Return each line of the listing below, unchanged, and omit the images.

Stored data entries
....
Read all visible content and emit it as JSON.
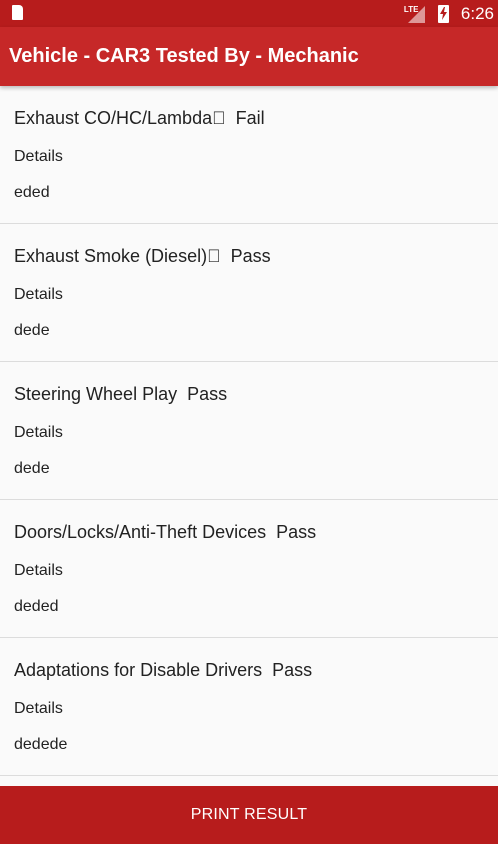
{
  "status_bar": {
    "network_label": "LTE",
    "clock": "6:26",
    "icons": [
      "sd-card-icon",
      "signal-icon",
      "battery-charging-icon"
    ]
  },
  "app_bar": {
    "title": "Vehicle - CAR3 Tested By - Mechanic"
  },
  "items": [
    {
      "name": "Exhaust CO/HC/Lambda\u0000",
      "result": "Fail",
      "details_label": "Details",
      "details": "eded"
    },
    {
      "name": "Exhaust Smoke (Diesel)\u0000",
      "result": "Pass",
      "details_label": "Details",
      "details": "dede"
    },
    {
      "name": "Steering Wheel Play",
      "result": "Pass",
      "details_label": "Details",
      "details": "dede"
    },
    {
      "name": "Doors/Locks/Anti-Theft Devices",
      "result": "Pass",
      "details_label": "Details",
      "details": "deded"
    },
    {
      "name": "Adaptations for Disable Drivers",
      "result": "Pass",
      "details_label": "Details",
      "details": "dedede"
    }
  ],
  "print_button_label": "PRINT RESULT",
  "colors": {
    "status_bar": "#b71c1c",
    "app_bar": "#c62828",
    "button": "#b71c1c",
    "background": "#fafafa",
    "divider": "#dcdcdc"
  }
}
....
**Answer below:**
Read all visible content and emit it as JSON.
{
  "status_bar": {
    "network_label": "LTE",
    "clock": "6:26",
    "icons": [
      "sd-card-icon",
      "signal-icon",
      "battery-charging-icon"
    ]
  },
  "app_bar": {
    "title": "Vehicle - CAR3 Tested By - Mechanic"
  },
  "items": [
    {
      "name": "Exhaust CO/HC/Lambda\u0000",
      "result": "Fail",
      "details_label": "Details",
      "details": "eded"
    },
    {
      "name": "Exhaust Smoke (Diesel)\u0000",
      "result": "Pass",
      "details_label": "Details",
      "details": "dede"
    },
    {
      "name": "Steering Wheel Play",
      "result": "Pass",
      "details_label": "Details",
      "details": "dede"
    },
    {
      "name": "Doors/Locks/Anti-Theft Devices",
      "result": "Pass",
      "details_label": "Details",
      "details": "deded"
    },
    {
      "name": "Adaptations for Disable Drivers",
      "result": "Pass",
      "details_label": "Details",
      "details": "dedede"
    }
  ],
  "print_button_label": "PRINT RESULT",
  "colors": {
    "status_bar": "#b71c1c",
    "app_bar": "#c62828",
    "button": "#b71c1c",
    "background": "#fafafa",
    "divider": "#dcdcdc"
  }
}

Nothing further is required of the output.